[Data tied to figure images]
+ + + +
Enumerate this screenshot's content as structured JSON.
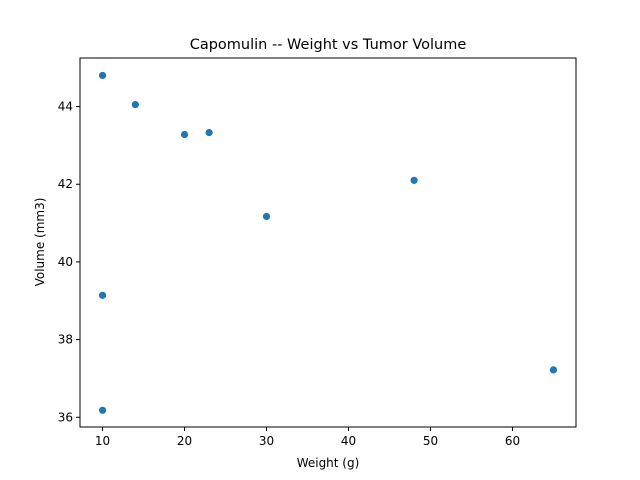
{
  "chart_data": {
    "type": "scatter",
    "title": "Capomulin -- Weight vs Tumor Volume",
    "xlabel": "Weight (g)",
    "ylabel": "Volume (mm3)",
    "xlim": [
      7.25,
      67.75
    ],
    "ylim": [
      35.75,
      45.25
    ],
    "x_ticks": [
      10,
      20,
      30,
      40,
      50,
      60
    ],
    "y_ticks": [
      36,
      38,
      40,
      42,
      44
    ],
    "grid": false,
    "legend": "none",
    "marker_color": "#1f77b4",
    "points": [
      {
        "x": 10,
        "y": 44.8
      },
      {
        "x": 14,
        "y": 44.05
      },
      {
        "x": 20,
        "y": 43.28
      },
      {
        "x": 23,
        "y": 43.33
      },
      {
        "x": 48,
        "y": 42.1
      },
      {
        "x": 30,
        "y": 41.17
      },
      {
        "x": 10,
        "y": 39.14
      },
      {
        "x": 65,
        "y": 37.22
      },
      {
        "x": 10,
        "y": 36.18
      }
    ]
  }
}
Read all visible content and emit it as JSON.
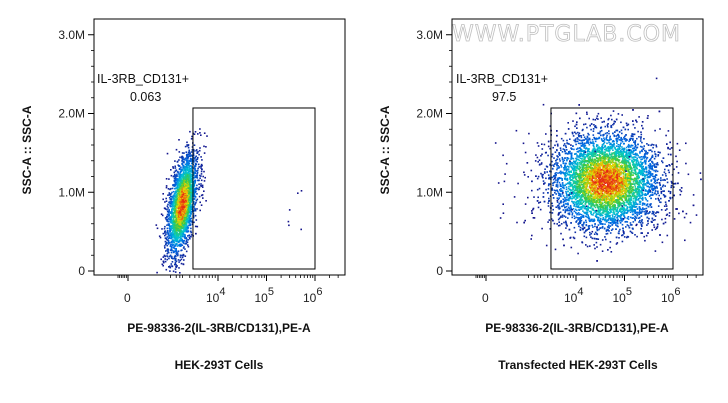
{
  "watermark": "WWW.PTGLAB.COM",
  "chart_data": [
    {
      "type": "scatter",
      "subtitle": "HEK-293T Cells",
      "xlabel": "PE-98336-2(IL-3RB/CD131),PE-A",
      "ylabel": "SSC-A :: SSC-A",
      "y_ticks": [
        {
          "value": 0,
          "label": "0"
        },
        {
          "value": 1000000,
          "label": "1.0M"
        },
        {
          "value": 2000000,
          "label": "2.0M"
        },
        {
          "value": 3000000,
          "label": "3.0M"
        }
      ],
      "x_ticks": [
        {
          "value": 0,
          "label": "0",
          "exp": ""
        },
        {
          "value": 10000,
          "label": "10",
          "exp": "4"
        },
        {
          "value": 100000,
          "label": "10",
          "exp": "5"
        },
        {
          "value": 1000000,
          "label": "10",
          "exp": "6"
        }
      ],
      "xscale": "biexponential",
      "ylim": [
        0,
        3200000
      ],
      "gate": {
        "name": "IL-3RB_CD131+",
        "percent": "0.063",
        "x_range": [
          2600,
          1000000
        ],
        "y_range": [
          0,
          2070000
        ]
      },
      "populations": [
        {
          "center_x": 900,
          "center_y": 850000,
          "spread_x": 0.28,
          "spread_y": 270000,
          "tilt": 0.6,
          "events": 2600
        }
      ]
    },
    {
      "type": "scatter",
      "subtitle": "Transfected HEK-293T Cells",
      "xlabel": "PE-98336-2(IL-3RB/CD131),PE-A",
      "ylabel": "SSC-A :: SSC-A",
      "y_ticks": [
        {
          "value": 0,
          "label": "0"
        },
        {
          "value": 1000000,
          "label": "1.0M"
        },
        {
          "value": 2000000,
          "label": "2.0M"
        },
        {
          "value": 3000000,
          "label": "3.0M"
        }
      ],
      "x_ticks": [
        {
          "value": 0,
          "label": "0",
          "exp": ""
        },
        {
          "value": 10000,
          "label": "10",
          "exp": "4"
        },
        {
          "value": 100000,
          "label": "10",
          "exp": "5"
        },
        {
          "value": 1000000,
          "label": "10",
          "exp": "6"
        }
      ],
      "xscale": "biexponential",
      "ylim": [
        0,
        3200000
      ],
      "gate": {
        "name": "IL-3RB_CD131+",
        "percent": "97.5",
        "x_range": [
          2600,
          1000000
        ],
        "y_range": [
          0,
          2070000
        ]
      },
      "populations": [
        {
          "center_x": 40000,
          "center_y": 1150000,
          "spread_x": 0.42,
          "spread_y": 300000,
          "tilt": 0.0,
          "events": 6000
        }
      ]
    }
  ]
}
+ + + +
## Brief
Repeat each entry precisely as it appears. Leave the pictures out.

## Expected output
Enumerate this screenshot's content as structured JSON.
{
  "chart_data": {
    "type": "scatter",
    "title": "Capomulin -- Weight vs Tumor Volume",
    "xlabel": "Weight (g)",
    "ylabel": "Volume (mm3)",
    "xlim": [
      7.25,
      67.75
    ],
    "ylim": [
      35.75,
      45.25
    ],
    "x_ticks": [
      10,
      20,
      30,
      40,
      50,
      60
    ],
    "y_ticks": [
      36,
      38,
      40,
      42,
      44
    ],
    "grid": false,
    "legend": "none",
    "marker_color": "#1f77b4",
    "points": [
      {
        "x": 10,
        "y": 44.8
      },
      {
        "x": 14,
        "y": 44.05
      },
      {
        "x": 20,
        "y": 43.28
      },
      {
        "x": 23,
        "y": 43.33
      },
      {
        "x": 48,
        "y": 42.1
      },
      {
        "x": 30,
        "y": 41.17
      },
      {
        "x": 10,
        "y": 39.14
      },
      {
        "x": 65,
        "y": 37.22
      },
      {
        "x": 10,
        "y": 36.18
      }
    ]
  }
}
Read all visible content and emit it as JSON.
{
  "watermark": "WWW.PTGLAB.COM",
  "chart_data": [
    {
      "type": "scatter",
      "subtitle": "HEK-293T Cells",
      "xlabel": "PE-98336-2(IL-3RB/CD131),PE-A",
      "ylabel": "SSC-A :: SSC-A",
      "y_ticks": [
        {
          "value": 0,
          "label": "0"
        },
        {
          "value": 1000000,
          "label": "1.0M"
        },
        {
          "value": 2000000,
          "label": "2.0M"
        },
        {
          "value": 3000000,
          "label": "3.0M"
        }
      ],
      "x_ticks": [
        {
          "value": 0,
          "label": "0",
          "exp": ""
        },
        {
          "value": 10000,
          "label": "10",
          "exp": "4"
        },
        {
          "value": 100000,
          "label": "10",
          "exp": "5"
        },
        {
          "value": 1000000,
          "label": "10",
          "exp": "6"
        }
      ],
      "xscale": "biexponential",
      "ylim": [
        0,
        3200000
      ],
      "gate": {
        "name": "IL-3RB_CD131+",
        "percent": "0.063",
        "x_range": [
          2600,
          1000000
        ],
        "y_range": [
          0,
          2070000
        ]
      },
      "populations": [
        {
          "center_x": 900,
          "center_y": 850000,
          "spread_x": 0.28,
          "spread_y": 270000,
          "tilt": 0.6,
          "events": 2600
        }
      ]
    },
    {
      "type": "scatter",
      "subtitle": "Transfected HEK-293T Cells",
      "xlabel": "PE-98336-2(IL-3RB/CD131),PE-A",
      "ylabel": "SSC-A :: SSC-A",
      "y_ticks": [
        {
          "value": 0,
          "label": "0"
        },
        {
          "value": 1000000,
          "label": "1.0M"
        },
        {
          "value": 2000000,
          "label": "2.0M"
        },
        {
          "value": 3000000,
          "label": "3.0M"
        }
      ],
      "x_ticks": [
        {
          "value": 0,
          "label": "0",
          "exp": ""
        },
        {
          "value": 10000,
          "label": "10",
          "exp": "4"
        },
        {
          "value": 100000,
          "label": "10",
          "exp": "5"
        },
        {
          "value": 1000000,
          "label": "10",
          "exp": "6"
        }
      ],
      "xscale": "biexponential",
      "ylim": [
        0,
        3200000
      ],
      "gate": {
        "name": "IL-3RB_CD131+",
        "percent": "97.5",
        "x_range": [
          2600,
          1000000
        ],
        "y_range": [
          0,
          2070000
        ]
      },
      "populations": [
        {
          "center_x": 40000,
          "center_y": 1150000,
          "spread_x": 0.42,
          "spread_y": 300000,
          "tilt": 0.0,
          "events": 6000
        }
      ]
    }
  ]
}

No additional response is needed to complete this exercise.